## Task details
Transcribe the listing word for word.

## Data records

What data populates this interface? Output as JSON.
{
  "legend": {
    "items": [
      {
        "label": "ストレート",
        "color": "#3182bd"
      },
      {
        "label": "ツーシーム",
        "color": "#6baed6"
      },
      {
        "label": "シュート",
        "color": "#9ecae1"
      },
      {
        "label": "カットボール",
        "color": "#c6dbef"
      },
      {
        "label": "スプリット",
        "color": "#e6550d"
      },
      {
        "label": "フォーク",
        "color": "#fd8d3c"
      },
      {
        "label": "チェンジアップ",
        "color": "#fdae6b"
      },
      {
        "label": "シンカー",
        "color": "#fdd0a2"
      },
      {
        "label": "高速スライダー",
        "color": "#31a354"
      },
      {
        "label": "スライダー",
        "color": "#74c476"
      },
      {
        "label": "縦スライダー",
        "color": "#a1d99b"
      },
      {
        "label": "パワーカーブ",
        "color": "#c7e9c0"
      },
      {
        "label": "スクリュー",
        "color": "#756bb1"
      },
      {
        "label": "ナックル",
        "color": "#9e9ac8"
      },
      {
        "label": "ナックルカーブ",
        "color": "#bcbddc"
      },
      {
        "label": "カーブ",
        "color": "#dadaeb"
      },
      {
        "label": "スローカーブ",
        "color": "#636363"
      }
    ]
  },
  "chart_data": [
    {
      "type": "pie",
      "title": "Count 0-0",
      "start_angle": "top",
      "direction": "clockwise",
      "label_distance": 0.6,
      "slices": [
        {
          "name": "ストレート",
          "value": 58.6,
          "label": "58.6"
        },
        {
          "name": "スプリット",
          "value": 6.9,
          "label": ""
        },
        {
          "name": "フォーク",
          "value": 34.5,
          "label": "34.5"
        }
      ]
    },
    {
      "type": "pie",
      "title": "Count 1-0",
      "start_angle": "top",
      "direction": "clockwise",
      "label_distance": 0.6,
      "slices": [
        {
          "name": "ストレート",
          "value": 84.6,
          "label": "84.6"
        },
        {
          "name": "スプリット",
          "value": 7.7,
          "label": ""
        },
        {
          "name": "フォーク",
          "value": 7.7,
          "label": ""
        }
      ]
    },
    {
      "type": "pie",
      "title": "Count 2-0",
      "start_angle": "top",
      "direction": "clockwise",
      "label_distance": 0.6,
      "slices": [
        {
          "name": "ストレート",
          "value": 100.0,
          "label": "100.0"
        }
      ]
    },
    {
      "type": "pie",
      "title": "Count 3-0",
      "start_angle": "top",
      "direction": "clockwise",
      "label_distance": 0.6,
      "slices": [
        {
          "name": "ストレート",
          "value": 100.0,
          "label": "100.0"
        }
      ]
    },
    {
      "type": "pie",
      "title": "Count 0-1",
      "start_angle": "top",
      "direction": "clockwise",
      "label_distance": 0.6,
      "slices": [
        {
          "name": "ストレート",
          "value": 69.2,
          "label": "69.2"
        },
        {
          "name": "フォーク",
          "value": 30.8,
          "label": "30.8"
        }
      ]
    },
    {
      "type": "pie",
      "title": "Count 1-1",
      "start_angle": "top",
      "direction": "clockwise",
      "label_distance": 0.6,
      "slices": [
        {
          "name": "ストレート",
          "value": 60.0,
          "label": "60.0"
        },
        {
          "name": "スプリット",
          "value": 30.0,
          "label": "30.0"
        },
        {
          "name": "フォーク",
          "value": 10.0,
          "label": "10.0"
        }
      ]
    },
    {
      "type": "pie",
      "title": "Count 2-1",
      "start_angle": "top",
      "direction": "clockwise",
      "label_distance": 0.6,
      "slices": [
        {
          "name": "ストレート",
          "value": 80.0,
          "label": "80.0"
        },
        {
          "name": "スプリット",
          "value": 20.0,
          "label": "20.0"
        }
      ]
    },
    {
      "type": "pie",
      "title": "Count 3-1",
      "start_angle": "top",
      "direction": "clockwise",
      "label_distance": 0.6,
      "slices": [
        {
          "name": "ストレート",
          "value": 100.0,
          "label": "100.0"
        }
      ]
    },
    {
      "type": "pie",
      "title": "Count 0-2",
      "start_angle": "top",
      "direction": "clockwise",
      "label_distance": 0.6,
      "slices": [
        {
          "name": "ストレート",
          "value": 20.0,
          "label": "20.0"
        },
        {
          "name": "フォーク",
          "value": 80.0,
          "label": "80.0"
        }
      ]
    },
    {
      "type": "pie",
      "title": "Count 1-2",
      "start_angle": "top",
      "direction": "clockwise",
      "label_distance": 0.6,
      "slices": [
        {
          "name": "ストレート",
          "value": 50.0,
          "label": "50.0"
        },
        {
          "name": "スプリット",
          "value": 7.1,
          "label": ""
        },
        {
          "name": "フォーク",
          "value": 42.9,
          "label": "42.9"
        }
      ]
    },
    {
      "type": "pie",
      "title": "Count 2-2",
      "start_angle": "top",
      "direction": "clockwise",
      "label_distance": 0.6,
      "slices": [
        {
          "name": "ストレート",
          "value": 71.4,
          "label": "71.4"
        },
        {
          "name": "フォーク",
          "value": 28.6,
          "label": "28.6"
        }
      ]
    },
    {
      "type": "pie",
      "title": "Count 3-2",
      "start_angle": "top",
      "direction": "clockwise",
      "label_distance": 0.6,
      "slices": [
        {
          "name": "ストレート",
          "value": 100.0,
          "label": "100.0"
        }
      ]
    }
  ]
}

## Exercise output
What data populates this interface? Output as JSON.
{
  "legend": {
    "items": [
      {
        "label": "ストレート",
        "color": "#3182bd"
      },
      {
        "label": "ツーシーム",
        "color": "#6baed6"
      },
      {
        "label": "シュート",
        "color": "#9ecae1"
      },
      {
        "label": "カットボール",
        "color": "#c6dbef"
      },
      {
        "label": "スプリット",
        "color": "#e6550d"
      },
      {
        "label": "フォーク",
        "color": "#fd8d3c"
      },
      {
        "label": "チェンジアップ",
        "color": "#fdae6b"
      },
      {
        "label": "シンカー",
        "color": "#fdd0a2"
      },
      {
        "label": "高速スライダー",
        "color": "#31a354"
      },
      {
        "label": "スライダー",
        "color": "#74c476"
      },
      {
        "label": "縦スライダー",
        "color": "#a1d99b"
      },
      {
        "label": "パワーカーブ",
        "color": "#c7e9c0"
      },
      {
        "label": "スクリュー",
        "color": "#756bb1"
      },
      {
        "label": "ナックル",
        "color": "#9e9ac8"
      },
      {
        "label": "ナックルカーブ",
        "color": "#bcbddc"
      },
      {
        "label": "カーブ",
        "color": "#dadaeb"
      },
      {
        "label": "スローカーブ",
        "color": "#636363"
      }
    ]
  },
  "chart_data": [
    {
      "type": "pie",
      "title": "Count 0-0",
      "start_angle": "top",
      "direction": "clockwise",
      "label_distance": 0.6,
      "slices": [
        {
          "name": "ストレート",
          "value": 58.6,
          "label": "58.6"
        },
        {
          "name": "スプリット",
          "value": 6.9,
          "label": ""
        },
        {
          "name": "フォーク",
          "value": 34.5,
          "label": "34.5"
        }
      ]
    },
    {
      "type": "pie",
      "title": "Count 1-0",
      "start_angle": "top",
      "direction": "clockwise",
      "label_distance": 0.6,
      "slices": [
        {
          "name": "ストレート",
          "value": 84.6,
          "label": "84.6"
        },
        {
          "name": "スプリット",
          "value": 7.7,
          "label": ""
        },
        {
          "name": "フォーク",
          "value": 7.7,
          "label": ""
        }
      ]
    },
    {
      "type": "pie",
      "title": "Count 2-0",
      "start_angle": "top",
      "direction": "clockwise",
      "label_distance": 0.6,
      "slices": [
        {
          "name": "ストレート",
          "value": 100.0,
          "label": "100.0"
        }
      ]
    },
    {
      "type": "pie",
      "title": "Count 3-0",
      "start_angle": "top",
      "direction": "clockwise",
      "label_distance": 0.6,
      "slices": [
        {
          "name": "ストレート",
          "value": 100.0,
          "label": "100.0"
        }
      ]
    },
    {
      "type": "pie",
      "title": "Count 0-1",
      "start_angle": "top",
      "direction": "clockwise",
      "label_distance": 0.6,
      "slices": [
        {
          "name": "ストレート",
          "value": 69.2,
          "label": "69.2"
        },
        {
          "name": "フォーク",
          "value": 30.8,
          "label": "30.8"
        }
      ]
    },
    {
      "type": "pie",
      "title": "Count 1-1",
      "start_angle": "top",
      "direction": "clockwise",
      "label_distance": 0.6,
      "slices": [
        {
          "name": "ストレート",
          "value": 60.0,
          "label": "60.0"
        },
        {
          "name": "スプリット",
          "value": 30.0,
          "label": "30.0"
        },
        {
          "name": "フォーク",
          "value": 10.0,
          "label": "10.0"
        }
      ]
    },
    {
      "type": "pie",
      "title": "Count 2-1",
      "start_angle": "top",
      "direction": "clockwise",
      "label_distance": 0.6,
      "slices": [
        {
          "name": "ストレート",
          "value": 80.0,
          "label": "80.0"
        },
        {
          "name": "スプリット",
          "value": 20.0,
          "label": "20.0"
        }
      ]
    },
    {
      "type": "pie",
      "title": "Count 3-1",
      "start_angle": "top",
      "direction": "clockwise",
      "label_distance": 0.6,
      "slices": [
        {
          "name": "ストレート",
          "value": 100.0,
          "label": "100.0"
        }
      ]
    },
    {
      "type": "pie",
      "title": "Count 0-2",
      "start_angle": "top",
      "direction": "clockwise",
      "label_distance": 0.6,
      "slices": [
        {
          "name": "ストレート",
          "value": 20.0,
          "label": "20.0"
        },
        {
          "name": "フォーク",
          "value": 80.0,
          "label": "80.0"
        }
      ]
    },
    {
      "type": "pie",
      "title": "Count 1-2",
      "start_angle": "top",
      "direction": "clockwise",
      "label_distance": 0.6,
      "slices": [
        {
          "name": "ストレート",
          "value": 50.0,
          "label": "50.0"
        },
        {
          "name": "スプリット",
          "value": 7.1,
          "label": ""
        },
        {
          "name": "フォーク",
          "value": 42.9,
          "label": "42.9"
        }
      ]
    },
    {
      "type": "pie",
      "title": "Count 2-2",
      "start_angle": "top",
      "direction": "clockwise",
      "label_distance": 0.6,
      "slices": [
        {
          "name": "ストレート",
          "value": 71.4,
          "label": "71.4"
        },
        {
          "name": "フォーク",
          "value": 28.6,
          "label": "28.6"
        }
      ]
    },
    {
      "type": "pie",
      "title": "Count 3-2",
      "start_angle": "top",
      "direction": "clockwise",
      "label_distance": 0.6,
      "slices": [
        {
          "name": "ストレート",
          "value": 100.0,
          "label": "100.0"
        }
      ]
    }
  ]
}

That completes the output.